**Problem to solve:** Read through the data and report every line in which the word "instead" occurs.

** Begin Input for this task **

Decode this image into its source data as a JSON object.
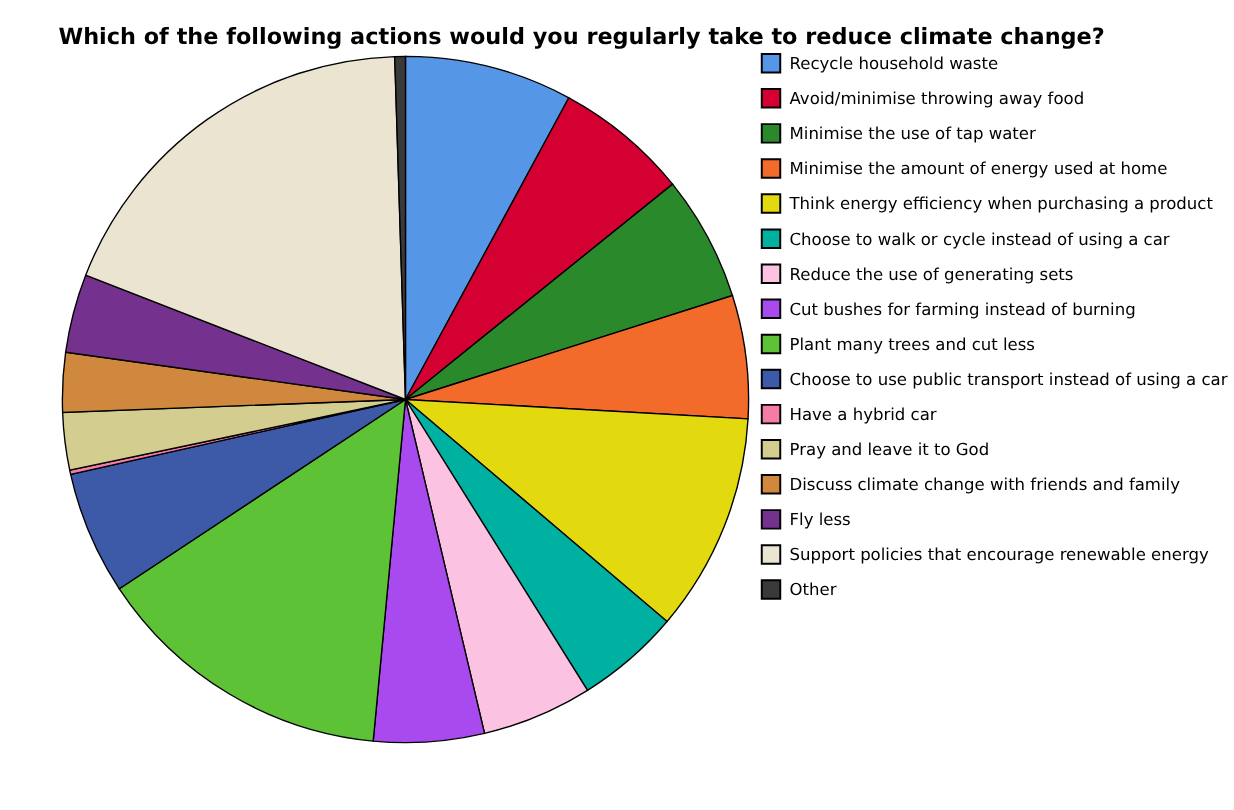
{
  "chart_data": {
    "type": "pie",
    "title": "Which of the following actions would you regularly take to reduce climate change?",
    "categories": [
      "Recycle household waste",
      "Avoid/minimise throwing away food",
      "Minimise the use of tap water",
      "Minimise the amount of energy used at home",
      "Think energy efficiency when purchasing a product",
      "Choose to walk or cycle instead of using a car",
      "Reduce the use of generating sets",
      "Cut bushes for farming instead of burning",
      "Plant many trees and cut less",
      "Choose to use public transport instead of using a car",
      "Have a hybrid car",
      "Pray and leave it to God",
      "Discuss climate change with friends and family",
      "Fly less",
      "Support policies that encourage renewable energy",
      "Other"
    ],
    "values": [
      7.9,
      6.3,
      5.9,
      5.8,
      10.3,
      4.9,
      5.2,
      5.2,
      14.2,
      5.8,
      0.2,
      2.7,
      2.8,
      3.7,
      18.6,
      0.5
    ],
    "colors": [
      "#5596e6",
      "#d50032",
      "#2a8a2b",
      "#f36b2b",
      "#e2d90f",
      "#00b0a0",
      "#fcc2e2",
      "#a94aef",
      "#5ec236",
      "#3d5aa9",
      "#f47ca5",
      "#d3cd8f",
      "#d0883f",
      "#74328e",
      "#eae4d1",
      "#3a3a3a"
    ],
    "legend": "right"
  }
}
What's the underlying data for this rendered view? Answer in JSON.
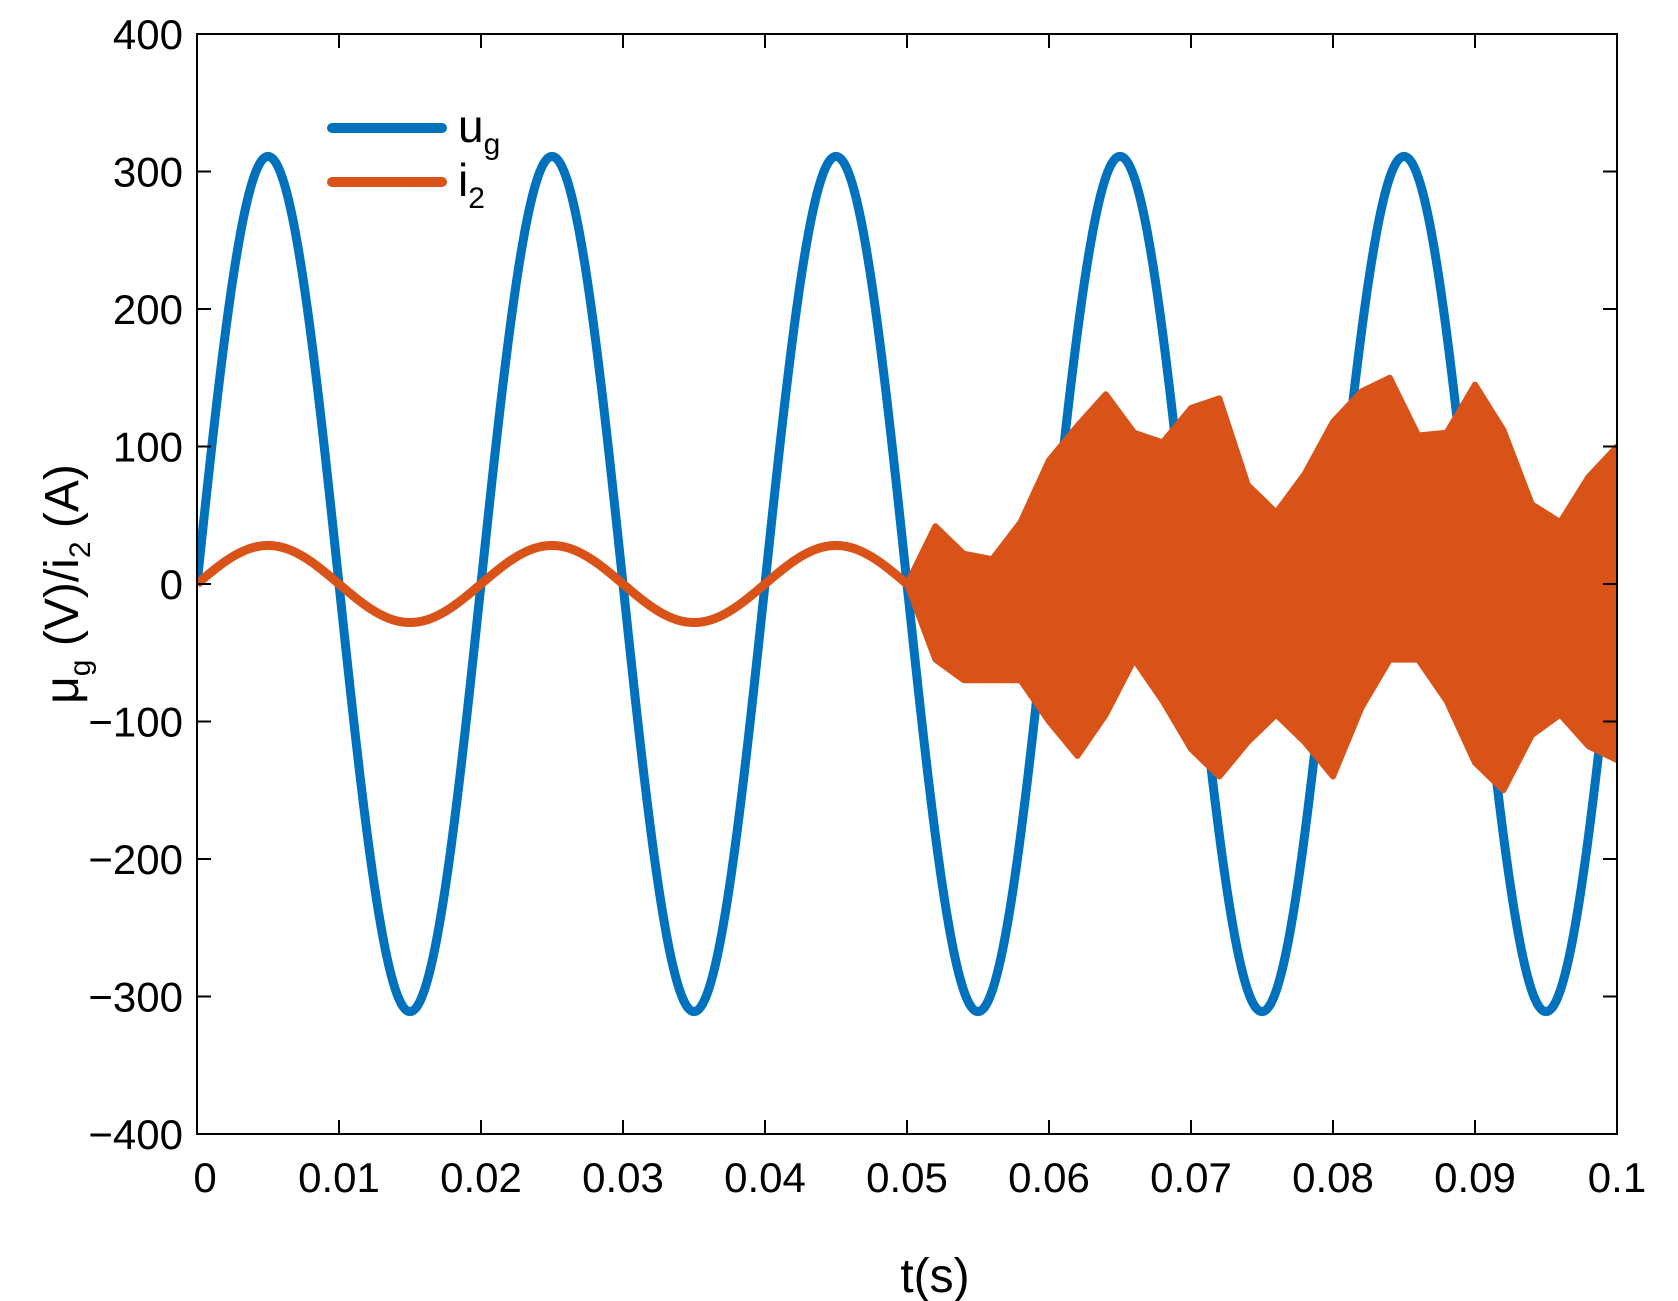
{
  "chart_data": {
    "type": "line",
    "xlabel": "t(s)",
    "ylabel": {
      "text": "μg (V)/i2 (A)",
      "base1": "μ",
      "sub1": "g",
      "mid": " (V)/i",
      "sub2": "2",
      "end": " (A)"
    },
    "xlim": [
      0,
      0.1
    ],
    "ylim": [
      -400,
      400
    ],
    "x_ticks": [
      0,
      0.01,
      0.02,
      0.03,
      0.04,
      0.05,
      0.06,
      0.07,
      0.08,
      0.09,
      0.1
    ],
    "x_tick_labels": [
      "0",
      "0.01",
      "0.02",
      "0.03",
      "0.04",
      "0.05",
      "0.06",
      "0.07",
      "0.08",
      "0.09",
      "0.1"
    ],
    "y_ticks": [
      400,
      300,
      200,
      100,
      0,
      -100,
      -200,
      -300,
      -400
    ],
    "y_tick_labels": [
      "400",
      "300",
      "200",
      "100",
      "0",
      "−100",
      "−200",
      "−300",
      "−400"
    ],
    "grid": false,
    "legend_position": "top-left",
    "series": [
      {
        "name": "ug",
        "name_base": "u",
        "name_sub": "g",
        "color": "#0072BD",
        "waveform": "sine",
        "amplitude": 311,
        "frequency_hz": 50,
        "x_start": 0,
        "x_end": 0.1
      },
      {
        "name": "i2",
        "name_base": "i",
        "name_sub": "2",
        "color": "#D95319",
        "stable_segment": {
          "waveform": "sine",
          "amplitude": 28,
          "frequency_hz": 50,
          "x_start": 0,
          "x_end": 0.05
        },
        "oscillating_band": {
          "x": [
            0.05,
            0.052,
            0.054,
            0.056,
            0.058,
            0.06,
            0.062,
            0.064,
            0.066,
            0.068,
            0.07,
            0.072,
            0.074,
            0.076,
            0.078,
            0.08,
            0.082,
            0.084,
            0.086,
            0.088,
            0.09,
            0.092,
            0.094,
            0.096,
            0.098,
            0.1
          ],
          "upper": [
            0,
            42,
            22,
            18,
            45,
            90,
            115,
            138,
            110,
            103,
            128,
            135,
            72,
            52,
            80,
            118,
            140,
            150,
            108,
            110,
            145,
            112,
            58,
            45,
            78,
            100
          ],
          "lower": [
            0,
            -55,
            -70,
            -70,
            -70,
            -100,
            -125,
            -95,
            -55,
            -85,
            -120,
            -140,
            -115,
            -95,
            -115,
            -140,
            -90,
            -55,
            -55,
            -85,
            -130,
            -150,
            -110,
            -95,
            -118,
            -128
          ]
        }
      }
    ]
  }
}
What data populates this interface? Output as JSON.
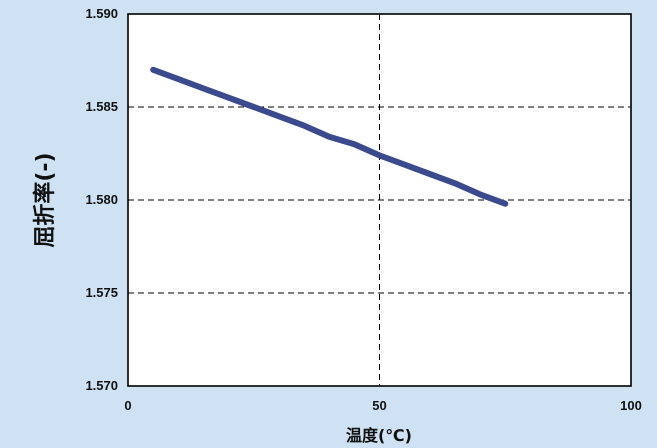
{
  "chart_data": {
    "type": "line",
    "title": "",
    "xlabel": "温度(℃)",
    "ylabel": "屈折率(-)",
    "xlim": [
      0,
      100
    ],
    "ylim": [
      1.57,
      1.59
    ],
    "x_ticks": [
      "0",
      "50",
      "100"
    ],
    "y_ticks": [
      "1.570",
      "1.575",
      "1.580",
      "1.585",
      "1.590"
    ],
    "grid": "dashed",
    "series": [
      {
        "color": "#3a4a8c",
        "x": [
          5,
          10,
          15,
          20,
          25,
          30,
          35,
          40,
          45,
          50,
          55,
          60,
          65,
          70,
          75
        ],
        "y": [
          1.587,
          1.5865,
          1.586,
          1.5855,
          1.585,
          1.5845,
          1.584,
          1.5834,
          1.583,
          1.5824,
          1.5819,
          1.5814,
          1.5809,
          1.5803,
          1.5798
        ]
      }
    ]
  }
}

** End Input for this task **

**In response:**
      "Choose to walk or cycle instead of using a car",
      "Cut bushes for farming instead of burning",
      "Choose to use public transport instead of using a car",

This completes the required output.